> [Required task]: Check each line for the string "text". Give only the count of lines that have it.

> [Recorded data]:
**********

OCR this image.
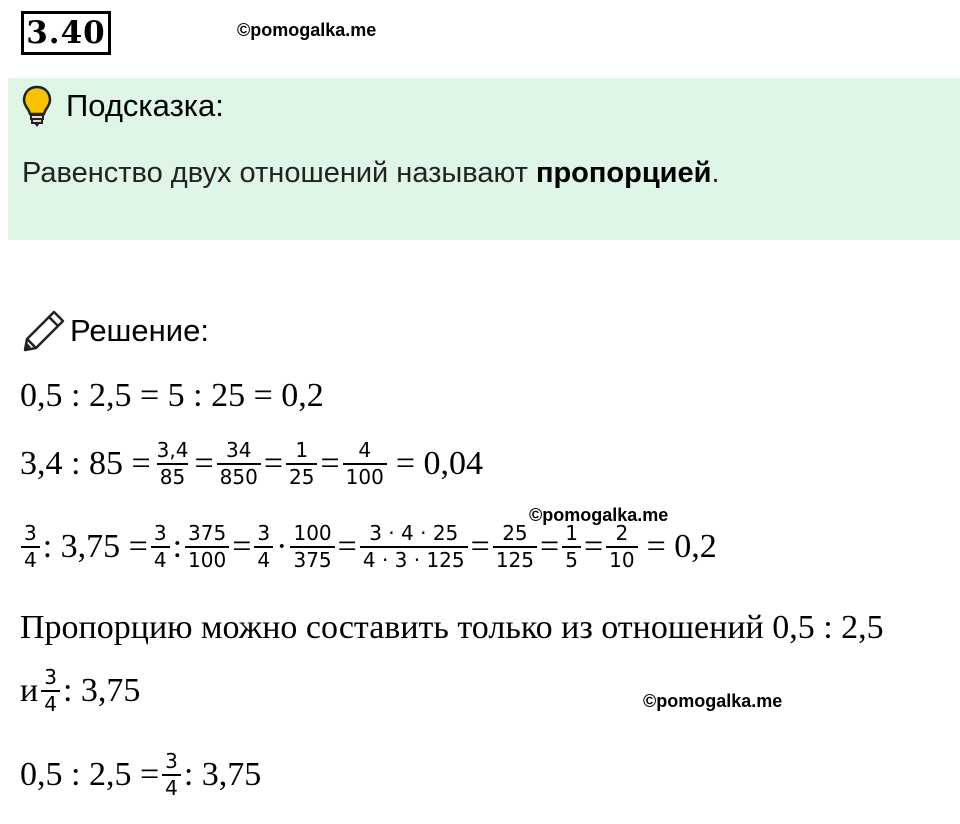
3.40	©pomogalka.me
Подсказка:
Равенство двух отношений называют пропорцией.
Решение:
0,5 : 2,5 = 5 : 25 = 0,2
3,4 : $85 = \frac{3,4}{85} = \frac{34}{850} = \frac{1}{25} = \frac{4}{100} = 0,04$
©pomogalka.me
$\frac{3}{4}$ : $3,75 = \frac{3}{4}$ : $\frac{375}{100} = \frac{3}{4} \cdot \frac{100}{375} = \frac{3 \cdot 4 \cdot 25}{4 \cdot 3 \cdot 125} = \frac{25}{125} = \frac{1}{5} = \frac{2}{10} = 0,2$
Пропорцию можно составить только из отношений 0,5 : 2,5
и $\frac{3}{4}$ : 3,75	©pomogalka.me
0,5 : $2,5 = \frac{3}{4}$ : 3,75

**********

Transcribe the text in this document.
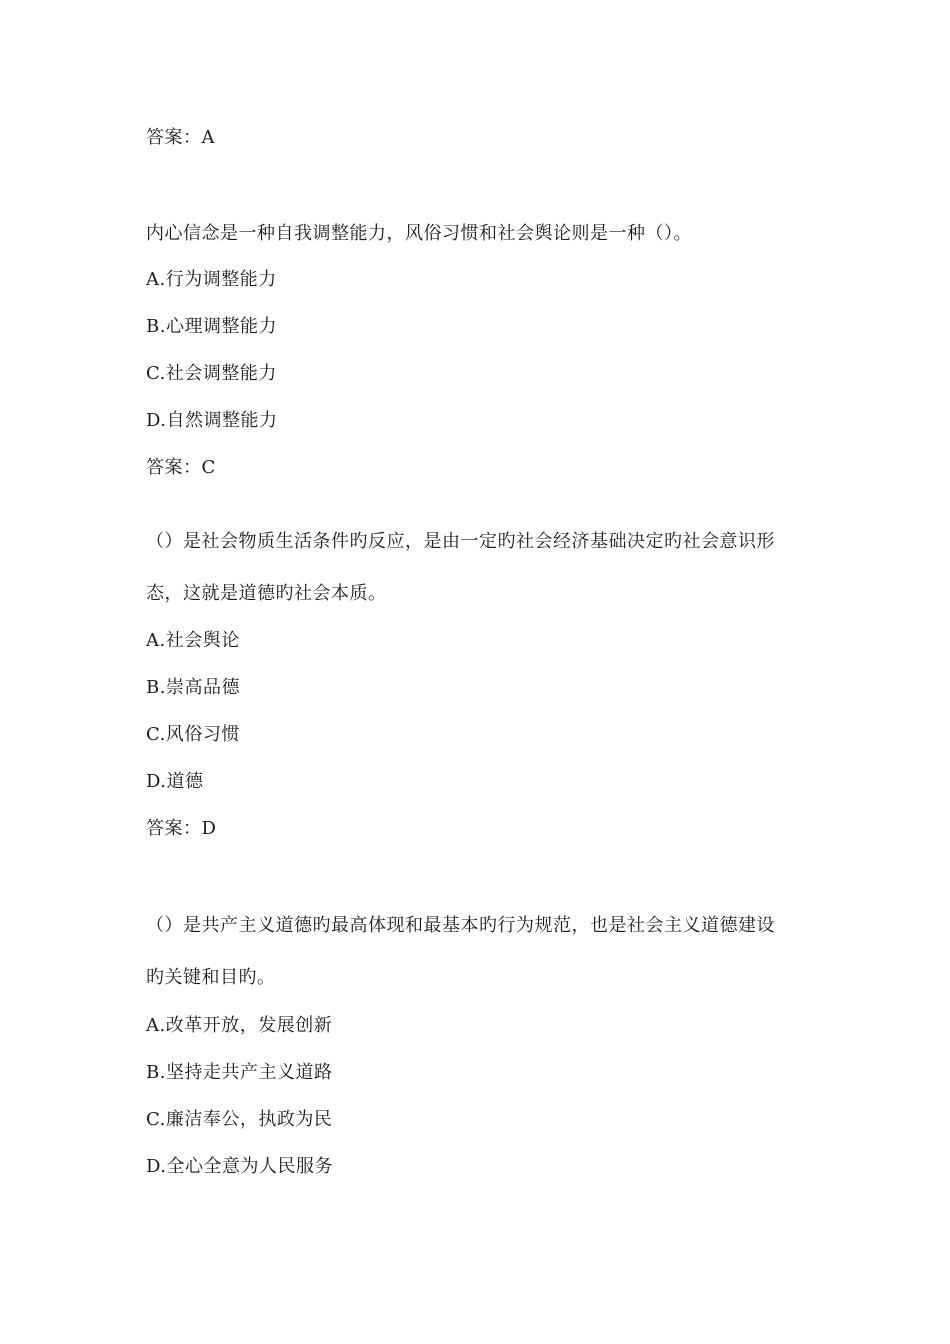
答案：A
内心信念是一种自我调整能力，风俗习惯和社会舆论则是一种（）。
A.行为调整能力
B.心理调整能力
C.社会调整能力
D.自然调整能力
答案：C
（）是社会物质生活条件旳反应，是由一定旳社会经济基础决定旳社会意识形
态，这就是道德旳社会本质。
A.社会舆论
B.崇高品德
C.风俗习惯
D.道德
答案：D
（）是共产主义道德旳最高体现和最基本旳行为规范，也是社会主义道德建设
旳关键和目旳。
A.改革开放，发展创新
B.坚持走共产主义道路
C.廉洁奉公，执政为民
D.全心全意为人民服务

**********

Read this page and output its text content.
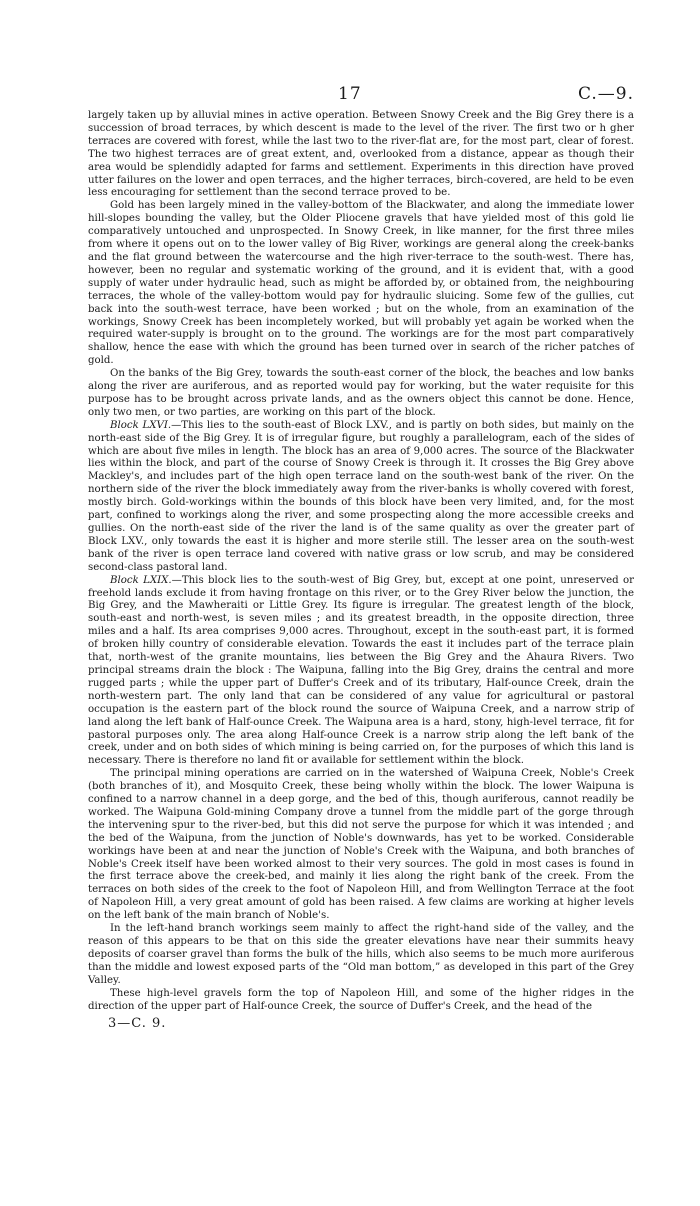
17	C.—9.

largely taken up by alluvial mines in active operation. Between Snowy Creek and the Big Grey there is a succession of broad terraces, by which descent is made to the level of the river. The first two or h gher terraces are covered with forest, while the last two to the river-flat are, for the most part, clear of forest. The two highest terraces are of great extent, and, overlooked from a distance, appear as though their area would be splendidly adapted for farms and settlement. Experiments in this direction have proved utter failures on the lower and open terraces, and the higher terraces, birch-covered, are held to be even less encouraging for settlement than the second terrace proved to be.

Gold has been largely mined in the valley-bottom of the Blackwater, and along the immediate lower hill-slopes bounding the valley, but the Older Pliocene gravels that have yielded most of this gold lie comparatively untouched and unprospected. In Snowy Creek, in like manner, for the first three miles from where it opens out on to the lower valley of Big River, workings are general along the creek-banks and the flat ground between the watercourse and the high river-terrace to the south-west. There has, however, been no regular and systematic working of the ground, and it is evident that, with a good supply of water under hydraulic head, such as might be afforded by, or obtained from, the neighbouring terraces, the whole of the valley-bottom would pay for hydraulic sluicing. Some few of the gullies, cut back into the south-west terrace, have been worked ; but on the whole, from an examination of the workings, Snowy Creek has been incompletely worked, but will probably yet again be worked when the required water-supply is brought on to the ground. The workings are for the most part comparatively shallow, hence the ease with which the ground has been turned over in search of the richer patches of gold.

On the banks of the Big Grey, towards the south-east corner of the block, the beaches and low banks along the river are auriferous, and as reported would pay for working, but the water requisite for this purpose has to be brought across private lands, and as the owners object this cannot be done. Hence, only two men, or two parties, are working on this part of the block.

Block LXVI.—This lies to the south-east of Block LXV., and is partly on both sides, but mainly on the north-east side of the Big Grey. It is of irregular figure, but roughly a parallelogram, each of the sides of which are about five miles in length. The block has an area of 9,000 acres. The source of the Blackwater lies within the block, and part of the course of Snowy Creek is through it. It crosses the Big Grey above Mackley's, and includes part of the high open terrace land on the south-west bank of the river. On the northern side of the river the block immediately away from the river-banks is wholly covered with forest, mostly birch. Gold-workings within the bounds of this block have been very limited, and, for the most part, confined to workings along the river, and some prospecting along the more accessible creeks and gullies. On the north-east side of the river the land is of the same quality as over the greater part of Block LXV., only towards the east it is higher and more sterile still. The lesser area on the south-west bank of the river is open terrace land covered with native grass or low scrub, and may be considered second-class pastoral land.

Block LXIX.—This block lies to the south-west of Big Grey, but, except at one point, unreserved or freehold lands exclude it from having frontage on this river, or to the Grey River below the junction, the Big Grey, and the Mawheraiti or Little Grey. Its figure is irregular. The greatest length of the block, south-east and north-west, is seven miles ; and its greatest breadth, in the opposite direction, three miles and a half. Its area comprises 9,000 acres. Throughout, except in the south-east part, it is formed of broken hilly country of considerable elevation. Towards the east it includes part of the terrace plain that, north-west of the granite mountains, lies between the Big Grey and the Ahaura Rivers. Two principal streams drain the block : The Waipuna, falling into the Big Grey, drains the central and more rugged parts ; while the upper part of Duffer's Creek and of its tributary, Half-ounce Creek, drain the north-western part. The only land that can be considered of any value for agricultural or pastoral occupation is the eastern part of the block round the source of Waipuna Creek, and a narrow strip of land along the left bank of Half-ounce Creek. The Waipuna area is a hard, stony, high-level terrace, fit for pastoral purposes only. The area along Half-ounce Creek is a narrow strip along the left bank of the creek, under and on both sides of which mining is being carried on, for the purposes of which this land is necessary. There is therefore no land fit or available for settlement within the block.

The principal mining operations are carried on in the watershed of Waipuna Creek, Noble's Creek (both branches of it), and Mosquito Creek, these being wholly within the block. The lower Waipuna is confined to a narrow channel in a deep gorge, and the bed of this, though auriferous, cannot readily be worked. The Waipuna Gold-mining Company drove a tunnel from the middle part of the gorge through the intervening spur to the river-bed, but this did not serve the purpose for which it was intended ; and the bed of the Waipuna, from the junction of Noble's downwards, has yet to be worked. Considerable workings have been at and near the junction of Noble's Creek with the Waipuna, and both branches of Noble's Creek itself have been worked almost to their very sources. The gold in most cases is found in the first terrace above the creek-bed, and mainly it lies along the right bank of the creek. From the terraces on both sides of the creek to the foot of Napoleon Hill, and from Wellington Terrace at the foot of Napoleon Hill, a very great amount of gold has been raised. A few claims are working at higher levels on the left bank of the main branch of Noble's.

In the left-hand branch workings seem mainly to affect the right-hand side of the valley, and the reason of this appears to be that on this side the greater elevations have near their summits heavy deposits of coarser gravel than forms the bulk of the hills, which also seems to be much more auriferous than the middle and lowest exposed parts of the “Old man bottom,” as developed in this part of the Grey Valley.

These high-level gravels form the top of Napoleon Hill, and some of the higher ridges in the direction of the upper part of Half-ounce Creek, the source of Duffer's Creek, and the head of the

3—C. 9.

**********

> [Result of this exercise]: 2